→ LISTED RECORDS:
## BEGIN

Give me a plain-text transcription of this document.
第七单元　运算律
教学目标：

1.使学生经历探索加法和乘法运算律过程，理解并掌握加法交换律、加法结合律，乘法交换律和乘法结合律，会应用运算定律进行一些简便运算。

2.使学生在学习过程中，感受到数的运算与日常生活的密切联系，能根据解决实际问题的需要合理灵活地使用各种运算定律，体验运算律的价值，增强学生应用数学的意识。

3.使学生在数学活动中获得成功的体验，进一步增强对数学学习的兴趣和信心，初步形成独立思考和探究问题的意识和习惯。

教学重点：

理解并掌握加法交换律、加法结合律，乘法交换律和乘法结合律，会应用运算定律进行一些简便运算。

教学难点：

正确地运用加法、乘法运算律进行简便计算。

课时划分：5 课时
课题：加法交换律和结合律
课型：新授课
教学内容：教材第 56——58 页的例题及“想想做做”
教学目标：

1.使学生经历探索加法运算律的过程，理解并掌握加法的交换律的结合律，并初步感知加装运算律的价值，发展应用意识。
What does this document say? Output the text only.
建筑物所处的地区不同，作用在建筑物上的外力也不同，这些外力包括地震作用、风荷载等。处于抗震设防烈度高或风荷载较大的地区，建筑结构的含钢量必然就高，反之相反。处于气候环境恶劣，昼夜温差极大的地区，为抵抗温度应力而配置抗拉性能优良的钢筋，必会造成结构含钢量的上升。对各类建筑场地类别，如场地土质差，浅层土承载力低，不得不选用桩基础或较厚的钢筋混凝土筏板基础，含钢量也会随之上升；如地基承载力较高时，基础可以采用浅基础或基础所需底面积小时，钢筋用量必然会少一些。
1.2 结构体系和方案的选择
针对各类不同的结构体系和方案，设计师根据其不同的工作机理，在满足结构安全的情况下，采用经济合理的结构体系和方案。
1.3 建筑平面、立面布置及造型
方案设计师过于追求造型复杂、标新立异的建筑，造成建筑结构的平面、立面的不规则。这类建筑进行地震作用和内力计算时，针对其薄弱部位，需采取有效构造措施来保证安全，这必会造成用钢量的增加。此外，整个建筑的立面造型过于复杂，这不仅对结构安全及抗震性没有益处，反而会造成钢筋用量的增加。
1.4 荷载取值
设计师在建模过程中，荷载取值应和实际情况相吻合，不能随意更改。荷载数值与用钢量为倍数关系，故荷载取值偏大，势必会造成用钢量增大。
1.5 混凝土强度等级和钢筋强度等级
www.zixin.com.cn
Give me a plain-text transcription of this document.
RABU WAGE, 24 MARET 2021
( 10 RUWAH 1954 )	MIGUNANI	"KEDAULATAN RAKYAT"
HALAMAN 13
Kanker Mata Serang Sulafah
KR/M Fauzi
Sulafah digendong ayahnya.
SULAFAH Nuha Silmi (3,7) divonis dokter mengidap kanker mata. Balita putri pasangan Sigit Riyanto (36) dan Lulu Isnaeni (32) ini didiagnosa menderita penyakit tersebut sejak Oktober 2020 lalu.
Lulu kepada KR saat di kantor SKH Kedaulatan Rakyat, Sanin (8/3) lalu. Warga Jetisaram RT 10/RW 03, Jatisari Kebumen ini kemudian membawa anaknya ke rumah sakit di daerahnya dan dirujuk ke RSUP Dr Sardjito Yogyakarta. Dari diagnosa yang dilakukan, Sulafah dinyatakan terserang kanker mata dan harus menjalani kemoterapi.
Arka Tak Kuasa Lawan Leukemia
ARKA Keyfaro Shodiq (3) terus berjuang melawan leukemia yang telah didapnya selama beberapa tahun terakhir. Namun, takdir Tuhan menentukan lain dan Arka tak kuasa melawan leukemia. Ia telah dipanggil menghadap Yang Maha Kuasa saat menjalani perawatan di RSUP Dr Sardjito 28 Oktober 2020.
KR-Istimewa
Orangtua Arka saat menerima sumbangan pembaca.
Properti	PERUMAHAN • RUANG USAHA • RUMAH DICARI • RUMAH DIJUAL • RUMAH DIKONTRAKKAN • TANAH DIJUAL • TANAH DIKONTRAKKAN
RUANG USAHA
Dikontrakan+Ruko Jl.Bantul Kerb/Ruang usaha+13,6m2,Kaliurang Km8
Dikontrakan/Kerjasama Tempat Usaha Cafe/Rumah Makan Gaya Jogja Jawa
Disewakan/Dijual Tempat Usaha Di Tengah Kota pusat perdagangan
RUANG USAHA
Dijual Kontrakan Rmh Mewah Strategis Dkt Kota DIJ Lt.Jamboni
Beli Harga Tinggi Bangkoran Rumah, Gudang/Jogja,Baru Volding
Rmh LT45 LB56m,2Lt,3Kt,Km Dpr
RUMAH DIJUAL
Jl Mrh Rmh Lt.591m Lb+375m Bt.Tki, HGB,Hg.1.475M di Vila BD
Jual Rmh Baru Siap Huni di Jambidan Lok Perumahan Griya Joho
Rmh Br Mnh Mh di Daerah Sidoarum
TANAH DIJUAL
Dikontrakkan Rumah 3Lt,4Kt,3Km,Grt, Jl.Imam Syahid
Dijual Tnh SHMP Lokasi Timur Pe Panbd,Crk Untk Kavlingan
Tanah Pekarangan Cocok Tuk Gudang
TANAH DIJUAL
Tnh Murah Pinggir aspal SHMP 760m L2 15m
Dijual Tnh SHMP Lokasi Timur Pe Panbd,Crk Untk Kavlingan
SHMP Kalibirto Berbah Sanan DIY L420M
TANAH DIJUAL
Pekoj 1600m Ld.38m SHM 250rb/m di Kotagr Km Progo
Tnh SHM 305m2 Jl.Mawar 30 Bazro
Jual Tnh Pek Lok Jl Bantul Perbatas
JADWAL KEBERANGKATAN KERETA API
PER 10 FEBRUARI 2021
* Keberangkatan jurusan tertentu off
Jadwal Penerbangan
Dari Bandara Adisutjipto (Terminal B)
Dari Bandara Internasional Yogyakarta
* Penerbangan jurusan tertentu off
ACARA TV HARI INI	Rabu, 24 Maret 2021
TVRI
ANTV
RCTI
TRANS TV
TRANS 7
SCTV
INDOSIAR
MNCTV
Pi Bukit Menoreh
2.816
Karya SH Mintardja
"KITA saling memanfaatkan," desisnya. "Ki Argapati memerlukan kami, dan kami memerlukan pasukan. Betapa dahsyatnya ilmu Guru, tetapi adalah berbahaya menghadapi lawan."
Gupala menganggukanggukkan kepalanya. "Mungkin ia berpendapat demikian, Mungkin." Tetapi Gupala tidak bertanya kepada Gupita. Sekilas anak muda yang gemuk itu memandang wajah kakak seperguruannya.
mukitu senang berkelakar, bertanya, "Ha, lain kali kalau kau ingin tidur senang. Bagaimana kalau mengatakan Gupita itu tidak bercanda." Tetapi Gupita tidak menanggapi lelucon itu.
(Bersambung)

## END

→ PROBLEM TO SOLVE: Give back each line above precisely as it stands.

→ COMPLETED EXERCISE:
Give me a plain-text transcription of this document.
第七单元　运算律
教学目标：

1.使学生经历探索加法和乘法运算律过程，理解并掌握加法交换律、加法结合律，乘法交换律和乘法结合律，会应用运算定律进行一些简便运算。

2.使学生在学习过程中，感受到数的运算与日常生活的密切联系，能根据解决实际问题的需要合理灵活地使用各种运算定律，体验运算律的价值，增强学生应用数学的意识。

3.使学生在数学活动中获得成功的体验，进一步增强对数学学习的兴趣和信心，初步形成独立思考和探究问题的意识和习惯。

教学重点：

理解并掌握加法交换律、加法结合律，乘法交换律和乘法结合律，会应用运算定律进行一些简便运算。

教学难点：

正确地运用加法、乘法运算律进行简便计算。

课时划分：5 课时
课题：加法交换律和结合律
课型：新授课
教学内容：教材第 56——58 页的例题及“想想做做”
教学目标：

1.使学生经历探索加法运算律的过程，理解并掌握加法的交换律的结合律，并初步感知加装运算律的价值，发展应用意识。
What does this document say? Output the text only.
建筑物所处的地区不同，作用在建筑物上的外力也不同，这些外力包括地震作用、风荷载等。处于抗震设防烈度高或风荷载较大的地区，建筑结构的含钢量必然就高，反之相反。处于气候环境恶劣，昼夜温差极大的地区，为抵抗温度应力而配置抗拉性能优良的钢筋，必会造成结构含钢量的上升。对各类建筑场地类别，如场地土质差，浅层土承载力低，不得不选用桩基础或较厚的钢筋混凝土筏板基础，含钢量也会随之上升；如地基承载力较高时，基础可以采用浅基础或基础所需底面积小时，钢筋用量必然会少一些。
1.2 结构体系和方案的选择
针对各类不同的结构体系和方案，设计师根据其不同的工作机理，在满足结构安全的情况下，采用经济合理的结构体系和方案。
1.3 建筑平面、立面布置及造型
方案设计师过于追求造型复杂、标新立异的建筑，造成建筑结构的平面、立面的不规则。这类建筑进行地震作用和内力计算时，针对其薄弱部位，需采取有效构造措施来保证安全，这必会造成用钢量的增加。此外，整个建筑的立面造型过于复杂，这不仅对结构安全及抗震性没有益处，反而会造成钢筋用量的增加。
1.4 荷载取值
设计师在建模过程中，荷载取值应和实际情况相吻合，不能随意更改。荷载数值与用钢量为倍数关系，故荷载取值偏大，势必会造成用钢量增大。
1.5 混凝土强度等级和钢筋强度等级
www.zixin.com.cn
Give me a plain-text transcription of this document.
RABU WAGE, 24 MARET 2021
( 10 RUWAH 1954 )	MIGUNANI	"KEDAULATAN RAKYAT"
HALAMAN 13
Kanker Mata Serang Sulafah
KR/M Fauzi
Sulafah digendong ayahnya.
SULAFAH Nuha Silmi (3,7) divonis dokter mengidap kanker mata. Balita putri pasangan Sigit Riyanto (36) dan Lulu Isnaeni (32) ini didiagnosa menderita penyakit tersebut sejak Oktober 2020 lalu.
Lulu kepada KR saat di kantor SKH Kedaulatan Rakyat, Sanin (8/3) lalu. Warga Jetisaram RT 10/RW 03, Jatisari Kebumen ini kemudian membawa anaknya ke rumah sakit di daerahnya dan dirujuk ke RSUP Dr Sardjito Yogyakarta. Dari diagnosa yang dilakukan, Sulafah dinyatakan terserang kanker mata dan harus menjalani kemoterapi.
Arka Tak Kuasa Lawan Leukemia
ARKA Keyfaro Shodiq (3) terus berjuang melawan leukemia yang telah didapnya selama beberapa tahun terakhir. Namun, takdir Tuhan menentukan lain dan Arka tak kuasa melawan leukemia. Ia telah dipanggil menghadap Yang Maha Kuasa saat menjalani perawatan di RSUP Dr Sardjito 28 Oktober 2020.
KR-Istimewa
Orangtua Arka saat menerima sumbangan pembaca.
Properti	PERUMAHAN • RUANG USAHA • RUMAH DICARI • RUMAH DIJUAL • RUMAH DIKONTRAKKAN • TANAH DIJUAL • TANAH DIKONTRAKKAN
RUANG USAHA
Dikontrakan+Ruko Jl.Bantul Kerb/Ruang usaha+13,6m2,Kaliurang Km8
Dikontrakan/Kerjasama Tempat Usaha Cafe/Rumah Makan Gaya Jogja Jawa
Disewakan/Dijual Tempat Usaha Di Tengah Kota pusat perdagangan
RUANG USAHA
Dijual Kontrakan Rmh Mewah Strategis Dkt Kota DIJ Lt.Jamboni
Beli Harga Tinggi Bangkoran Rumah, Gudang/Jogja,Baru Volding
Rmh LT45 LB56m,2Lt,3Kt,Km Dpr
RUMAH DIJUAL
Jl Mrh Rmh Lt.591m Lb+375m Bt.Tki, HGB,Hg.1.475M di Vila BD
Jual Rmh Baru Siap Huni di Jambidan Lok Perumahan Griya Joho
Rmh Br Mnh Mh di Daerah Sidoarum
TANAH DIJUAL
Dikontrakkan Rumah 3Lt,4Kt,3Km,Grt, Jl.Imam Syahid
Dijual Tnh SHMP Lokasi Timur Pe Panbd,Crk Untk Kavlingan
Tanah Pekarangan Cocok Tuk Gudang
TANAH DIJUAL
Tnh Murah Pinggir aspal SHMP 760m L2 15m
Dijual Tnh SHMP Lokasi Timur Pe Panbd,Crk Untk Kavlingan
SHMP Kalibirto Berbah Sanan DIY L420M
TANAH DIJUAL
Pekoj 1600m Ld.38m SHM 250rb/m di Kotagr Km Progo
Tnh SHM 305m2 Jl.Mawar 30 Bazro
Jual Tnh Pek Lok Jl Bantul Perbatas
JADWAL KEBERANGKATAN KERETA API
PER 10 FEBRUARI 2021
* Keberangkatan jurusan tertentu off
Jadwal Penerbangan
Dari Bandara Adisutjipto (Terminal B)
Dari Bandara Internasional Yogyakarta
* Penerbangan jurusan tertentu off
ACARA TV HARI INI	Rabu, 24 Maret 2021
TVRI
ANTV
RCTI
TRANS TV
TRANS 7
SCTV
INDOSIAR
MNCTV
Pi Bukit Menoreh
2.816
Karya SH Mintardja
"KITA saling memanfaatkan," desisnya. "Ki Argapati memerlukan kami, dan kami memerlukan pasukan. Betapa dahsyatnya ilmu Guru, tetapi adalah berbahaya menghadapi lawan."
Gupala menganggukanggukkan kepalanya. "Mungkin ia berpendapat demikian, Mungkin." Tetapi Gupala tidak bertanya kepada Gupita. Sekilas anak muda yang gemuk itu memandang wajah kakak seperguruannya.
mukitu senang berkelakar, bertanya, "Ha, lain kali kalau kau ingin tidur senang. Bagaimana kalau mengatakan Gupita itu tidak bercanda." Tetapi Gupita tidak menanggapi lelucon itu.
(Bersambung)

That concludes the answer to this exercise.